Copy the records below exactly, omitting any pictures they contain.
== Task inputs
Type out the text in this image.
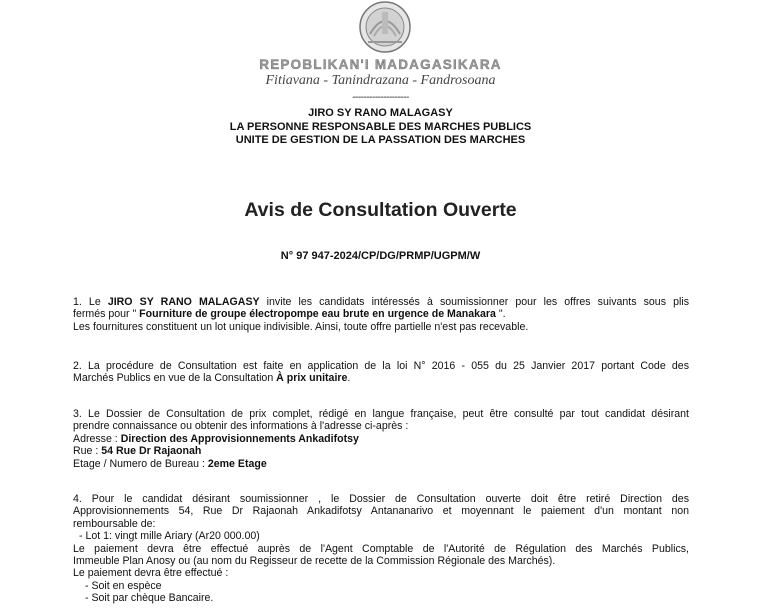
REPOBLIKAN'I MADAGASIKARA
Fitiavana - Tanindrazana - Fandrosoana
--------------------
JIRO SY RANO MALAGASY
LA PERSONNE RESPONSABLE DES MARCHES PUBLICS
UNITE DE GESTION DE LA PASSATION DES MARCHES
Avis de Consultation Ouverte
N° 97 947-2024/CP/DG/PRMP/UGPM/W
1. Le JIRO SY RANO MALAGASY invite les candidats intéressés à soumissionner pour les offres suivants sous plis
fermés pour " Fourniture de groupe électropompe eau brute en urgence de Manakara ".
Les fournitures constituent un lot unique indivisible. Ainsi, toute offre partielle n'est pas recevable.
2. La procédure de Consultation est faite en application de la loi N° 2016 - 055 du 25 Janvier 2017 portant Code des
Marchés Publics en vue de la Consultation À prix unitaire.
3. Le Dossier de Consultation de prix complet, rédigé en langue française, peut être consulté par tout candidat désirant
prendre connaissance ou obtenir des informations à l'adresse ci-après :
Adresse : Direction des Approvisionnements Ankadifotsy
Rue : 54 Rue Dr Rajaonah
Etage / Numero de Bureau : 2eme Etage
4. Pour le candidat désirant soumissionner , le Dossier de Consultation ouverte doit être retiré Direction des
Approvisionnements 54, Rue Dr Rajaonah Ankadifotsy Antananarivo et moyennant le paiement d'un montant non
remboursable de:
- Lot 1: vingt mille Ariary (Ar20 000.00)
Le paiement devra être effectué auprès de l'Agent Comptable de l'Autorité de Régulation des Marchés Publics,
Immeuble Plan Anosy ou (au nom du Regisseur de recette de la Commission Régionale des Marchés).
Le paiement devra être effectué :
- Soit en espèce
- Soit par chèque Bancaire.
====
**Task answer:**
Type out the text in this image.
REPOBLIKAN'I MADAGASIKARA
Fitiavana - Tanindrazana - Fandrosoana
--------------------
JIRO SY RANO MALAGASY
LA PERSONNE RESPONSABLE DES MARCHES PUBLICS
UNITE DE GESTION DE LA PASSATION DES MARCHES
Avis de Consultation Ouverte
N° 97 947-2024/CP/DG/PRMP/UGPM/W
1. Le JIRO SY RANO MALAGASY invite les candidats intéressés à soumissionner pour les offres suivants sous plis
fermés pour " Fourniture de groupe électropompe eau brute en urgence de Manakara ".
Les fournitures constituent un lot unique indivisible. Ainsi, toute offre partielle n'est pas recevable.
2. La procédure de Consultation est faite en application de la loi N° 2016 - 055 du 25 Janvier 2017 portant Code des
Marchés Publics en vue de la Consultation À prix unitaire.
3. Le Dossier de Consultation de prix complet, rédigé en langue française, peut être consulté par tout candidat désirant
prendre connaissance ou obtenir des informations à l'adresse ci-après :
Adresse : Direction des Approvisionnements Ankadifotsy
Rue : 54 Rue Dr Rajaonah
Etage / Numero de Bureau : 2eme Etage
4. Pour le candidat désirant soumissionner , le Dossier de Consultation ouverte doit être retiré Direction des
Approvisionnements 54, Rue Dr Rajaonah Ankadifotsy Antananarivo et moyennant le paiement d'un montant non
remboursable de:
- Lot 1: vingt mille Ariary (Ar20 000.00)
Le paiement devra être effectué auprès de l'Agent Comptable de l'Autorité de Régulation des Marchés Publics,
Immeuble Plan Anosy ou (au nom du Regisseur de recette de la Commission Régionale des Marchés).
Le paiement devra être effectué :
- Soit en espèce
- Soit par chèque Bancaire.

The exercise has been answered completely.